**TASK GOAL:**
Tell how many lines in these records contain the string "可适用于所有场所", with only the number as the reply.

**RECORD EXCERPTS:**
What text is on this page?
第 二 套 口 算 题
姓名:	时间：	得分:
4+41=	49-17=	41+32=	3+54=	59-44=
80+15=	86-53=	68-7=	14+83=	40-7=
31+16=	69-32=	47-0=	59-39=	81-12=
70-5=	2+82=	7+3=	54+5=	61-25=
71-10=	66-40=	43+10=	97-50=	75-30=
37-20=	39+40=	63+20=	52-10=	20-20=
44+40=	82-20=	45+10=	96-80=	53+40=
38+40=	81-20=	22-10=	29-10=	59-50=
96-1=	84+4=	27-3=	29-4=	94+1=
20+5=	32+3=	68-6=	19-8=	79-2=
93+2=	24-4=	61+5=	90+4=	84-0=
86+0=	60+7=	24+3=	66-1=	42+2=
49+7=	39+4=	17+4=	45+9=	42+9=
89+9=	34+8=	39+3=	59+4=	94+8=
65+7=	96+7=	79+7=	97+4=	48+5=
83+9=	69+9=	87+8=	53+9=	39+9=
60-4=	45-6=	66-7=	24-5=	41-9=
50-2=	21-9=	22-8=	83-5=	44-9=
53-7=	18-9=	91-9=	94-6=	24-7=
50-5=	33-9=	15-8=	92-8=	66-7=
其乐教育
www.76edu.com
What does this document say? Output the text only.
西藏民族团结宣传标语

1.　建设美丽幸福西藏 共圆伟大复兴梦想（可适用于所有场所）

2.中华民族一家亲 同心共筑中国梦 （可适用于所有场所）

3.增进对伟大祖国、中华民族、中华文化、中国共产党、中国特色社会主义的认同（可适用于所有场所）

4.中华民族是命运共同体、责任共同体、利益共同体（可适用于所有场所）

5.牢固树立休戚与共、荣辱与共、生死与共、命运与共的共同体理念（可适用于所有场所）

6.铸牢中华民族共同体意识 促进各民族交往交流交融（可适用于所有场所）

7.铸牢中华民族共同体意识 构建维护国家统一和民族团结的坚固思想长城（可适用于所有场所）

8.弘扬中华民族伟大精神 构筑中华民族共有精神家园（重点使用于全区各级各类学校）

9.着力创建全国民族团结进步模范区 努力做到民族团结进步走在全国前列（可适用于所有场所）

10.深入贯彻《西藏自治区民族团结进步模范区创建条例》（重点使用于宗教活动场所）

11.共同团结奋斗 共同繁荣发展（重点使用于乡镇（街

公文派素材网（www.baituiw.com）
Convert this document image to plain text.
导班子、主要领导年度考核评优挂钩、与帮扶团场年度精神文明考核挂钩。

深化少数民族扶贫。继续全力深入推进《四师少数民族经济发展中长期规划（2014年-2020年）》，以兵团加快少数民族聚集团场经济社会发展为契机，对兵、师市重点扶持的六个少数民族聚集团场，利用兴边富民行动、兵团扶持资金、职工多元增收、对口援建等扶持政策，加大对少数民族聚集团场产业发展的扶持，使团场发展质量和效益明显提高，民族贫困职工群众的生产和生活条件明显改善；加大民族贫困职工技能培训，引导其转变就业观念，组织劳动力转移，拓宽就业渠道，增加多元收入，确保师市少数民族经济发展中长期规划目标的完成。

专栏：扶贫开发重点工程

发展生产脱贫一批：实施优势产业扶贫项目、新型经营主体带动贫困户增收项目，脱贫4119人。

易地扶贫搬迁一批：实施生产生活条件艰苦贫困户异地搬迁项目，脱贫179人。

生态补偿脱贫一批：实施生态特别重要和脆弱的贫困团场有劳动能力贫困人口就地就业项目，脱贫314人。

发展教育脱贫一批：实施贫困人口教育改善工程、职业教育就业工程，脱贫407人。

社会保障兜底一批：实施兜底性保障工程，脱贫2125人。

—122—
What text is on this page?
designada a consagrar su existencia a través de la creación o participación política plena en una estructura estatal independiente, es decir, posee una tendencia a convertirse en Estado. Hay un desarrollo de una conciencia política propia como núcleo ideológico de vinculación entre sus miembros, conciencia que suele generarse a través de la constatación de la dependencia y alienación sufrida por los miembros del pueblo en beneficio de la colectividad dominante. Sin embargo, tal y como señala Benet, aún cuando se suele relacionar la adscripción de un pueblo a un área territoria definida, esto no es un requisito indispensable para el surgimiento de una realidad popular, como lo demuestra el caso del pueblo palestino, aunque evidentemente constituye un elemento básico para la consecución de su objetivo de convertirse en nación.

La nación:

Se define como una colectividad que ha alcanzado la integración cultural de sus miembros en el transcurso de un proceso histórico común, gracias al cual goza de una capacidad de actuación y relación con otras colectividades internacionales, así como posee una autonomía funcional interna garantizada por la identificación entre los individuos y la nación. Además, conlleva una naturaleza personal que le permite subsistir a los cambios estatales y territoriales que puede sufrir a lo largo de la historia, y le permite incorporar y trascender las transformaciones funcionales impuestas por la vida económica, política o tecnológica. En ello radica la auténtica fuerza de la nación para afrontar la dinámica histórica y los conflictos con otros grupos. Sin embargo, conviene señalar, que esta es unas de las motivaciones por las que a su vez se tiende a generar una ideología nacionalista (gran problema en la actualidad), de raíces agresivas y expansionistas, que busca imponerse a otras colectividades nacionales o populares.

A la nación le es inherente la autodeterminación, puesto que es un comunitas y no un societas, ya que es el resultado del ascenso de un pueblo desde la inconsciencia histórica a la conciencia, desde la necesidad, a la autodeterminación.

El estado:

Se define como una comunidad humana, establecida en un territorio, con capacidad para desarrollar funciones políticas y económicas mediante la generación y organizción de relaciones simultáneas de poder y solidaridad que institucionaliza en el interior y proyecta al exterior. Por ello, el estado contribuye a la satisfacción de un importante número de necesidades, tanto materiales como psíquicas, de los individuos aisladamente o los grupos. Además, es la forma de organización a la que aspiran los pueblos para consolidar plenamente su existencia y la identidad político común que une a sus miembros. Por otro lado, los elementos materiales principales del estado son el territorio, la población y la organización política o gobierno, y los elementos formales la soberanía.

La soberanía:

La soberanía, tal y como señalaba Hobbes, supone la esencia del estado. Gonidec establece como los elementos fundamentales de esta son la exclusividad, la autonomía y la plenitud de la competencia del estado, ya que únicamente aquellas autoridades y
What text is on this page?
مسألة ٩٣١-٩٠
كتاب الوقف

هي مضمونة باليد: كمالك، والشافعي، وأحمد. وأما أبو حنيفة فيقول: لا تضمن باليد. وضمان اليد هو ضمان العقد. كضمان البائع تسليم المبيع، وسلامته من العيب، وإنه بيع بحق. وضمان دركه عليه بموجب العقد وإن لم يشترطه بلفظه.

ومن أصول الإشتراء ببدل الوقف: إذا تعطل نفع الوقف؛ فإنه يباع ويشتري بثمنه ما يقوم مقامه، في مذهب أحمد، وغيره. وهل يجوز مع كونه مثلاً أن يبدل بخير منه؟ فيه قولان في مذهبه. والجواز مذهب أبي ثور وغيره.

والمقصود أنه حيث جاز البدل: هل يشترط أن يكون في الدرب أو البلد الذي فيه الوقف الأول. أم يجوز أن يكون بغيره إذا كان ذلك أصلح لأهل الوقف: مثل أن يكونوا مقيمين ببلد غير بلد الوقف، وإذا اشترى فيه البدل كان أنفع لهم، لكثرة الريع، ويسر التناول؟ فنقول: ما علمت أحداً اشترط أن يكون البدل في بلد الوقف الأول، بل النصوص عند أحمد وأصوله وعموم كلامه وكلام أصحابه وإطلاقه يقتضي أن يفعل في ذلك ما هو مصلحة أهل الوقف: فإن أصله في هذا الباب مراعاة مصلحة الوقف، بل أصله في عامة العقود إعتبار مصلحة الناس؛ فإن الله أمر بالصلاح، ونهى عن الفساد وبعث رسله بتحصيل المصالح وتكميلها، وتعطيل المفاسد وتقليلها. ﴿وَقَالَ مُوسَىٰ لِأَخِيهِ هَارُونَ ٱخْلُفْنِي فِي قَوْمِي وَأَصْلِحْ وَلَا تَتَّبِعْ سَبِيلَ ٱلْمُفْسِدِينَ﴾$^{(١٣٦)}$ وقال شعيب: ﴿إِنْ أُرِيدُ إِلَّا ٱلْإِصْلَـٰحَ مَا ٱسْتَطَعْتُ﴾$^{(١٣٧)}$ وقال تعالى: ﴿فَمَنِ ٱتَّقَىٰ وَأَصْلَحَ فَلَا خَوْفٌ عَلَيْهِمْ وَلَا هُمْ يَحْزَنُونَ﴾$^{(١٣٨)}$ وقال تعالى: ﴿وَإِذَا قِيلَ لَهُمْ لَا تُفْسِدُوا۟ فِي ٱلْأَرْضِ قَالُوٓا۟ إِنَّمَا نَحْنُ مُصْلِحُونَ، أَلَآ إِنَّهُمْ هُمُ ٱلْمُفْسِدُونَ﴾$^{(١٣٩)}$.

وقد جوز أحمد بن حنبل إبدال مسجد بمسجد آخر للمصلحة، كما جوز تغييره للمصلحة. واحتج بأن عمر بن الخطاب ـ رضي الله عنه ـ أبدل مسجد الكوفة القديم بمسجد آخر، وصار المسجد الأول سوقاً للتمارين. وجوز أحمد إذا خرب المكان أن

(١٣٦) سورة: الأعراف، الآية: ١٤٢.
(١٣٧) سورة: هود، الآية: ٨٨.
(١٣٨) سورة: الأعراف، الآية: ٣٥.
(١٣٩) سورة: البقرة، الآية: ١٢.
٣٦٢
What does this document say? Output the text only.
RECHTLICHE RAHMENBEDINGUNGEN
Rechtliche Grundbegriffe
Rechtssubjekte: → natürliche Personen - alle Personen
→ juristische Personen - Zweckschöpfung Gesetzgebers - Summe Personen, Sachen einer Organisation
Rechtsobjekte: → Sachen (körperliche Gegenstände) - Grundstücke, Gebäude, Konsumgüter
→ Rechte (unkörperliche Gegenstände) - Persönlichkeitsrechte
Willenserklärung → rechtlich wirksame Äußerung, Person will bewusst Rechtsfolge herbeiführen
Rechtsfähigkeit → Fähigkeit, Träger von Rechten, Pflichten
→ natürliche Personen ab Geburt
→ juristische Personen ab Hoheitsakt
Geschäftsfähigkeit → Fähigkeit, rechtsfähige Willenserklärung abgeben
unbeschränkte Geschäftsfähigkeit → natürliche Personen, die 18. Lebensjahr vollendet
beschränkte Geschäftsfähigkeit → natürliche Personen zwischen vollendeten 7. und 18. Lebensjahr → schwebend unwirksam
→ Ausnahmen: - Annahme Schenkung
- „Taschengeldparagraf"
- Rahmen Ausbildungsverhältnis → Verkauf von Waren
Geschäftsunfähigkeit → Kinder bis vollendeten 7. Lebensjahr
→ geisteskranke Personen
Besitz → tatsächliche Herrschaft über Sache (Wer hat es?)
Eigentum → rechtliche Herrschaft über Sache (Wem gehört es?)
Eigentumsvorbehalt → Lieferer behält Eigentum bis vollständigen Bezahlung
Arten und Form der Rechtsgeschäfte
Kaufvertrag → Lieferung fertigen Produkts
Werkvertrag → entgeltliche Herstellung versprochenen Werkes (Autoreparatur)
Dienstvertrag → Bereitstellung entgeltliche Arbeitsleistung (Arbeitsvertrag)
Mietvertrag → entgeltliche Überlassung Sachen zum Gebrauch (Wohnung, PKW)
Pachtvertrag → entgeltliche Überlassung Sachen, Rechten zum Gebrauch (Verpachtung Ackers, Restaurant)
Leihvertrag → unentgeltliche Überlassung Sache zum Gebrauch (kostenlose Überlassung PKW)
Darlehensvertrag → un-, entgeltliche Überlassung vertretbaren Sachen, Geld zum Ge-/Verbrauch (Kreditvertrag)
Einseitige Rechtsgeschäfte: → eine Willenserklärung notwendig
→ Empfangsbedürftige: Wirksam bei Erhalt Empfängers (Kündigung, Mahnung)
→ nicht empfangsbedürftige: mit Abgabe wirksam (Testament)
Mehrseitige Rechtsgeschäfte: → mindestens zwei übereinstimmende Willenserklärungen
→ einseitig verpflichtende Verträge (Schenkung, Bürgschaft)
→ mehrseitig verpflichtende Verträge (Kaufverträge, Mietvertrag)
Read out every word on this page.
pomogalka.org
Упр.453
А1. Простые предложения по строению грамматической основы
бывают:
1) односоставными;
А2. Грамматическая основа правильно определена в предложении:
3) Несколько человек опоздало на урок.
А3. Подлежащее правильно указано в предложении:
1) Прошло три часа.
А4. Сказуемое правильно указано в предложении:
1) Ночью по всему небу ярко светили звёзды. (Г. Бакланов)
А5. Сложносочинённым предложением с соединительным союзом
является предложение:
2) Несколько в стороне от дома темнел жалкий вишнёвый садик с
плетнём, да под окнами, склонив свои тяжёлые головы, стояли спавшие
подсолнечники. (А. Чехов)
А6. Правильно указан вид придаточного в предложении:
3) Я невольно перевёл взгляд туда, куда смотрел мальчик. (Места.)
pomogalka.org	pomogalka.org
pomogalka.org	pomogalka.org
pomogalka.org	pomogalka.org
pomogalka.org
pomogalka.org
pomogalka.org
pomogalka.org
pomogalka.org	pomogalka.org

**OUTPUT OF THE EXERCISE:**
8